BEGIN RECORDS FOR THIS TASK
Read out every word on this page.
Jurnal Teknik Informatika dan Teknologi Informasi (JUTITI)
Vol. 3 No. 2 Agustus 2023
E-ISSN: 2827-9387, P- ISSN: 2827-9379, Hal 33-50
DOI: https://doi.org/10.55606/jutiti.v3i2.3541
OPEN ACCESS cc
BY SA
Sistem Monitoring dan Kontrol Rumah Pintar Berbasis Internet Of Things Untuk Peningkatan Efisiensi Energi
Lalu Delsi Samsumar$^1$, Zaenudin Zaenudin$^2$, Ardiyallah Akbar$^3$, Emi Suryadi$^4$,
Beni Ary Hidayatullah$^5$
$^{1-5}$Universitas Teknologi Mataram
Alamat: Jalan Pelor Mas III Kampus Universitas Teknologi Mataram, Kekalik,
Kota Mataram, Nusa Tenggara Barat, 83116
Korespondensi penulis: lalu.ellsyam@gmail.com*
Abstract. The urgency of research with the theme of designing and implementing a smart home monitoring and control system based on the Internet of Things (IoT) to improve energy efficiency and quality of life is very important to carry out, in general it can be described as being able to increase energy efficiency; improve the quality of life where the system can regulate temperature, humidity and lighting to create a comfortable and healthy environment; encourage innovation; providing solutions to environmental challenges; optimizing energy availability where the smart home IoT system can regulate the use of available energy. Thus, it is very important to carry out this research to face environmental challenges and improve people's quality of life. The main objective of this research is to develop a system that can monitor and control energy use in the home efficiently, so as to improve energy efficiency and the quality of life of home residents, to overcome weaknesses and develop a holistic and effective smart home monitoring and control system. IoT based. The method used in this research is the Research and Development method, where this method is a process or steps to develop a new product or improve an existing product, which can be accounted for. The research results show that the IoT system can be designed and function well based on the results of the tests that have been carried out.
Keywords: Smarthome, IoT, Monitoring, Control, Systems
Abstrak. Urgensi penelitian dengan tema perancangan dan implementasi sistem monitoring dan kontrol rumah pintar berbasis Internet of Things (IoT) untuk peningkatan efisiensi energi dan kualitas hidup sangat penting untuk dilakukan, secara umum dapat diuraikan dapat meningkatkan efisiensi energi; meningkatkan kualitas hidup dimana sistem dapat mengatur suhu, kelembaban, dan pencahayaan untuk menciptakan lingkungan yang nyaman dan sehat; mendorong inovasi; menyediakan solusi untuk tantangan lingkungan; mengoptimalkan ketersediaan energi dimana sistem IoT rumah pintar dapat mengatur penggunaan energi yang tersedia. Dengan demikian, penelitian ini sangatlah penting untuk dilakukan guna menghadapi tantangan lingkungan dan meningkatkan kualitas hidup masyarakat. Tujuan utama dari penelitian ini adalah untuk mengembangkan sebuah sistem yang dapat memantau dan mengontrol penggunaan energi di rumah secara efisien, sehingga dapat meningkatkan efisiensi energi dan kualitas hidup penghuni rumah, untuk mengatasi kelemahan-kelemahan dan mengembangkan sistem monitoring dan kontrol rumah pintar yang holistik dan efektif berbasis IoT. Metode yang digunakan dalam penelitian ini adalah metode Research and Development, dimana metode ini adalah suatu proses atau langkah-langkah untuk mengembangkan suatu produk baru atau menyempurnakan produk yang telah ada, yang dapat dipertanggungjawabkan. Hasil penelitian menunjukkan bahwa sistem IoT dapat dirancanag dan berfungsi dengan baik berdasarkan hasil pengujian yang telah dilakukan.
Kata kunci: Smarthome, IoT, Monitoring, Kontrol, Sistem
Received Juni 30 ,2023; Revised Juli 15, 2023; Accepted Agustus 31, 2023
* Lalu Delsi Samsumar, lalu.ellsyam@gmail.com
END RECORDS FOR THIS TASK
* **TASK REQUIREMENTS**:
Filter the entries down to the lines containing "Agustus". Copy each of those lines.

* **SOLUTION**:
Vol. 3 No. 2 Agustus 2023
Received Juni 30 ,2023; Revised Juli 15, 2023; Accepted Agustus 31, 2023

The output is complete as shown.